▸ TRECHO DO TEXTO:
Sei que essa questão da circulação – pra quem assim como eu cresceu na periferia –, infelizmente, não é tão comum como deveria. O direito à cidade, nessa metrópole tão desigual, é negado à maioria da nossa gente, e justamente por isso, no meu entendimento, a SMC deveria ter um peso que nem o do SUS, incluindo um orçamento territorializado. O peso da responsabilidade de fazer com que a população tenha seus direitos assegurados está nas mãos da nova gestão, justamente nesse momento de terra arrasada, e cabe ao secretário Marcus Faustini e a sua equipe assegurarem que o morador seja espectador, mas se ele quiser, também seja protagonista e inventor. Está nas mãos dessa equipe, ao longo dos próximos quatros anos, fazer aquelas reformas tão necessárias e urgentes, tais como:

Pautar o futuro e valorizar o passado através das memórias dos cidadãos; valorizar e incentivar a identidade e a herança cultural das populações negras através de políticas públicas culturais; criar juntamente com o chefe do executivo a tão aguardada lei do fomento; garantir a regularidade de editais para as diferentes linguagens artísticas; criar editais para a manutenção e pesquisa de grupos e coletivos; criar editais para Pontos e Pontões de Cultura; batalhar pelo aumento do orçamento da pasta para 2%; aprovar o Plano Municipal de Cultura e concretizar o Sistema Municipal de Cultura; aproximar a população dos equipamentos; respeitar e valorizar a diversidade e a liberdade de expressão; desburocratizar e conectar os órgãos (municipais e estaduais) para a ocupação dos espaços públicos; converter algumas praças em equipamentos culturais, com uma infraestrutura básica; transformar o projeto das Lonas Culturais em centros culturais nos moldes dos CEUs; reformar os teatros e demais equipamentos da rede; reformar as antigas salas de cinema de rua do subúrbio e integrar as mesmas a Riofilme; garantir que a Riofilme seja de fato uma empresa que fomenta a produção audiovisual da cidade; valorizar as expressões culturais dos territórios; fortalecer o patrimônio material e imaterial como experiência de pertencimento; aprimorar a Lei do ISS e assegurar um aporte maior em territórios vulneráveis; afiançar a aplicação territorializada do orçamento da pasta; realizar ações integradas da SMC com as demais secretarias de cultura da Região Metropolitana.

▸ ENTRADAS FORNECIDAS:
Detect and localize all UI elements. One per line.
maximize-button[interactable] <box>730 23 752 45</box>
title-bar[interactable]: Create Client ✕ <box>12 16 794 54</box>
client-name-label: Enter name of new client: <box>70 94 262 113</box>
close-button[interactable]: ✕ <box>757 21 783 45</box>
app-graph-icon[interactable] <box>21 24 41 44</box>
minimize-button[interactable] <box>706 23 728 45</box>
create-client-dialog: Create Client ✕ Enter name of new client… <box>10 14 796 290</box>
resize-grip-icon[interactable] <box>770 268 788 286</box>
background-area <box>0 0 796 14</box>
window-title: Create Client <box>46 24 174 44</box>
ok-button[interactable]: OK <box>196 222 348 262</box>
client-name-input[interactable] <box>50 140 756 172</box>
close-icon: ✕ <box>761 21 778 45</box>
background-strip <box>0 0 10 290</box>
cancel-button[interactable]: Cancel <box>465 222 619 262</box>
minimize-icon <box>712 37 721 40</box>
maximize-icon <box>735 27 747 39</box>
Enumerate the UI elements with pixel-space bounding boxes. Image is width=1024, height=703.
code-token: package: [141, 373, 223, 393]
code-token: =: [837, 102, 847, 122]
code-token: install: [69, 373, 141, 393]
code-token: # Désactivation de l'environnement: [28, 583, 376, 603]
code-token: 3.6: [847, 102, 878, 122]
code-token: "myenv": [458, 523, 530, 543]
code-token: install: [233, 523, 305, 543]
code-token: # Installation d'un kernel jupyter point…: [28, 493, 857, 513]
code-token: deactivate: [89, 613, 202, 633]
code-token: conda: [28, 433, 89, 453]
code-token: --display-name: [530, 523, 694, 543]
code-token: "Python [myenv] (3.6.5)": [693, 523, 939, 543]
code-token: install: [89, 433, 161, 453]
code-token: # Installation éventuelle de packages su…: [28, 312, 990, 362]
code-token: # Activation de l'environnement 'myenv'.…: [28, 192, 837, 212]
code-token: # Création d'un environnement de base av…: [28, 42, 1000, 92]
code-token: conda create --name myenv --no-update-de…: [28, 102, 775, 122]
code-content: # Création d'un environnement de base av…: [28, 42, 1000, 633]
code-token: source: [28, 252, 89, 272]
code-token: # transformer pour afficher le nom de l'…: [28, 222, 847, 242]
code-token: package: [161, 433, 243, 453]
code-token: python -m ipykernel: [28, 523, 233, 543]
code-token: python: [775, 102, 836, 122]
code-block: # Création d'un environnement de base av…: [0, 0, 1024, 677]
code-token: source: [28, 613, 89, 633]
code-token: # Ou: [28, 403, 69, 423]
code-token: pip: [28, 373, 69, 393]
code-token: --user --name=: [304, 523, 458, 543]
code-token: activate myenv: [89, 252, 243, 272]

▸ TAREFA PROPOSTA:
Com base no trecho sobre a política cultural, responda:
1. Que nome tem o secretário citado no trecho?
2. O peso da SMC deveria ser comparável ao de qual sistema?
3. A que empresa devem ser integradas as antigas salas de cinema de rua do subúrbio?

▸ RESOLUÇÃO DA TAREFA:
1. Marcus Faustini.
2. O SUS.
3. À Riofilme.